===== Excerpted data =====

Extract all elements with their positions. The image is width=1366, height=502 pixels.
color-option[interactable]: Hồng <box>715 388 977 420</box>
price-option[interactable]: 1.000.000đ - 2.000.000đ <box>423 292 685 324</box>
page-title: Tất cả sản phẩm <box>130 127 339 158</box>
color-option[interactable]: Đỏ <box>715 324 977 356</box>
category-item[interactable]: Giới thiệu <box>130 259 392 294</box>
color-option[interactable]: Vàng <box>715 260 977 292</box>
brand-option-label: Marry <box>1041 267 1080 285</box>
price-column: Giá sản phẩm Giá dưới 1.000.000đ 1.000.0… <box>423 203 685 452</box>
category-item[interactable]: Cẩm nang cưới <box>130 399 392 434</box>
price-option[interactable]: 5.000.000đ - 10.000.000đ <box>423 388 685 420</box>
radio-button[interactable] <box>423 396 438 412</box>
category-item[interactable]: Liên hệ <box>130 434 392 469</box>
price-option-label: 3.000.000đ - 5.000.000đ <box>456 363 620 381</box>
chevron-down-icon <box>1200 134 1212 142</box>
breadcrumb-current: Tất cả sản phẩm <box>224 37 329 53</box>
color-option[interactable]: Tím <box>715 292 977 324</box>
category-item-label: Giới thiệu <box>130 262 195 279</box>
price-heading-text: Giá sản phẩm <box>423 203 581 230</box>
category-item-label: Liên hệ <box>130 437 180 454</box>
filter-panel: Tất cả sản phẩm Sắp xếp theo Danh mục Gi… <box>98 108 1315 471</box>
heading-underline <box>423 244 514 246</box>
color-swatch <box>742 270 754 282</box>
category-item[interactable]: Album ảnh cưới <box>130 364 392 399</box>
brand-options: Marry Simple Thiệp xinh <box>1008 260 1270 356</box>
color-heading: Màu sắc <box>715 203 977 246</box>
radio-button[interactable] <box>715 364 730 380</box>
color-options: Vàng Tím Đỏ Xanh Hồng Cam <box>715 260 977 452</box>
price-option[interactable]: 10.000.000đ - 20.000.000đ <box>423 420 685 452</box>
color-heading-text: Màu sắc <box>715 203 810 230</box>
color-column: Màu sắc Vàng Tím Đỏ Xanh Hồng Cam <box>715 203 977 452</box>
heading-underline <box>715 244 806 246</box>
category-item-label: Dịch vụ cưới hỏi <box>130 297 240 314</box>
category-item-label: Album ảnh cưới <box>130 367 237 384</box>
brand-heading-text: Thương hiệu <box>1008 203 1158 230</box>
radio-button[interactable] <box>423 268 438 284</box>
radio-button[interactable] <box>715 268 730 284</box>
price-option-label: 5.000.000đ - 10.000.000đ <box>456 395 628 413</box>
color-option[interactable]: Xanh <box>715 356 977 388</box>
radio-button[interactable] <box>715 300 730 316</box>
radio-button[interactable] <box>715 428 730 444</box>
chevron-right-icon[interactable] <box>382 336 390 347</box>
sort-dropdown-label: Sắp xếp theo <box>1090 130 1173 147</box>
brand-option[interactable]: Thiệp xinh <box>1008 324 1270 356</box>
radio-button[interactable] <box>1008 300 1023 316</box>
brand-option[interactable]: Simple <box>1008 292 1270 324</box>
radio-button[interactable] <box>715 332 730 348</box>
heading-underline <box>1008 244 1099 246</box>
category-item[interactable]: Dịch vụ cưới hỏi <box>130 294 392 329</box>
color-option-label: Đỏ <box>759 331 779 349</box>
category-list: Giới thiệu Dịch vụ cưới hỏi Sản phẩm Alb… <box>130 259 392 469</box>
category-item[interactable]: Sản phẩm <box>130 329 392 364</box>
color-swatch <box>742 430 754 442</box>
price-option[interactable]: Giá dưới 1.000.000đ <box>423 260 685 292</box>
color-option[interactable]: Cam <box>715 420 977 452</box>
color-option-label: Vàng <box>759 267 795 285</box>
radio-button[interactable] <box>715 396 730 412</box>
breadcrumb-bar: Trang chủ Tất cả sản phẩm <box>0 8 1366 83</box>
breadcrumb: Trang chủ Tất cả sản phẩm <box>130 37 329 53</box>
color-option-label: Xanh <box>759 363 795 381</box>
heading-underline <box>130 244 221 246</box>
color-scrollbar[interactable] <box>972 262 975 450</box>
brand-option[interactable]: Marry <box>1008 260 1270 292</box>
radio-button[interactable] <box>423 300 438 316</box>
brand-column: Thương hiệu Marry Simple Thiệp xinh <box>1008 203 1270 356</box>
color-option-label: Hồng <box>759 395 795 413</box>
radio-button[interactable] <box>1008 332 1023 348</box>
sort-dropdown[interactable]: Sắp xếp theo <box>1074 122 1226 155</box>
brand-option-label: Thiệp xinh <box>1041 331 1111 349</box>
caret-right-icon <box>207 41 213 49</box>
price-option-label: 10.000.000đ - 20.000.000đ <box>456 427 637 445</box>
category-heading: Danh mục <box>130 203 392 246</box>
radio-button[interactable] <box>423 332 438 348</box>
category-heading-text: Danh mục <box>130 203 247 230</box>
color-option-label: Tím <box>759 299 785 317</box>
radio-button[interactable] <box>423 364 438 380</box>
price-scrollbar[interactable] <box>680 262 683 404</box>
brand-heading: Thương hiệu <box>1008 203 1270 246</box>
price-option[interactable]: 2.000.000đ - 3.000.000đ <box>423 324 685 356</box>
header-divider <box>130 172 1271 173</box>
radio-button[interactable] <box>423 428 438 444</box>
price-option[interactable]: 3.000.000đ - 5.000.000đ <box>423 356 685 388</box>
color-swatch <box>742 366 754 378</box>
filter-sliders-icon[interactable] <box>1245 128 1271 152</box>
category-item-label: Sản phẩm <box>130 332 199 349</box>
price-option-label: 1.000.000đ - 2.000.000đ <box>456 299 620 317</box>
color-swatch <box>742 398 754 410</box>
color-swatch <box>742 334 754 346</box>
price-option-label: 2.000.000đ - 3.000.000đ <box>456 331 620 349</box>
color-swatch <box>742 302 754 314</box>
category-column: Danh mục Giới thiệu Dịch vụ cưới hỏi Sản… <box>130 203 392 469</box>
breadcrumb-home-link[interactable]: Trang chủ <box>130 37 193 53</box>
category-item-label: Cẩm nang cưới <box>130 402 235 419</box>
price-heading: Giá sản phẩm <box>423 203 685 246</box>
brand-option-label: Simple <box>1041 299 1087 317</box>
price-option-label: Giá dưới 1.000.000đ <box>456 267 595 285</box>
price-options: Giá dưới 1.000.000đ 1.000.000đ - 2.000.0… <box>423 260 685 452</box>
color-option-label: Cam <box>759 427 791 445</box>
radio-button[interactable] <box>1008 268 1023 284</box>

=====

**Stated problem:** Could you repeat the items word for word, starting at their first line and stopping after the line that contains "color-heading: Màu sắc"?

**Task response:**
Extract all elements with their positions. The image is width=1366, height=502 pixels.
color-option[interactable]: Hồng <box>715 388 977 420</box>
price-option[interactable]: 1.000.000đ - 2.000.000đ <box>423 292 685 324</box>
page-title: Tất cả sản phẩm <box>130 127 339 158</box>
color-option[interactable]: Đỏ <box>715 324 977 356</box>
category-item[interactable]: Giới thiệu <box>130 259 392 294</box>
color-option[interactable]: Vàng <box>715 260 977 292</box>
brand-option-label: Marry <box>1041 267 1080 285</box>
price-column: Giá sản phẩm Giá dưới 1.000.000đ 1.000.0… <box>423 203 685 452</box>
category-item[interactable]: Cẩm nang cưới <box>130 399 392 434</box>
price-option[interactable]: 5.000.000đ - 10.000.000đ <box>423 388 685 420</box>
radio-button[interactable] <box>423 396 438 412</box>
category-item[interactable]: Liên hệ <box>130 434 392 469</box>
price-option-label: 3.000.000đ - 5.000.000đ <box>456 363 620 381</box>
chevron-down-icon <box>1200 134 1212 142</box>
breadcrumb-current: Tất cả sản phẩm <box>224 37 329 53</box>
color-option[interactable]: Tím <box>715 292 977 324</box>
category-item-label: Giới thiệu <box>130 262 195 279</box>
price-heading-text: Giá sản phẩm <box>423 203 581 230</box>
category-item-label: Liên hệ <box>130 437 180 454</box>
filter-panel: Tất cả sản phẩm Sắp xếp theo Danh mục Gi… <box>98 108 1315 471</box>
heading-underline <box>423 244 514 246</box>
color-swatch <box>742 270 754 282</box>
category-item[interactable]: Album ảnh cưới <box>130 364 392 399</box>
brand-options: Marry Simple Thiệp xinh <box>1008 260 1270 356</box>
color-heading: Màu sắc <box>715 203 977 246</box>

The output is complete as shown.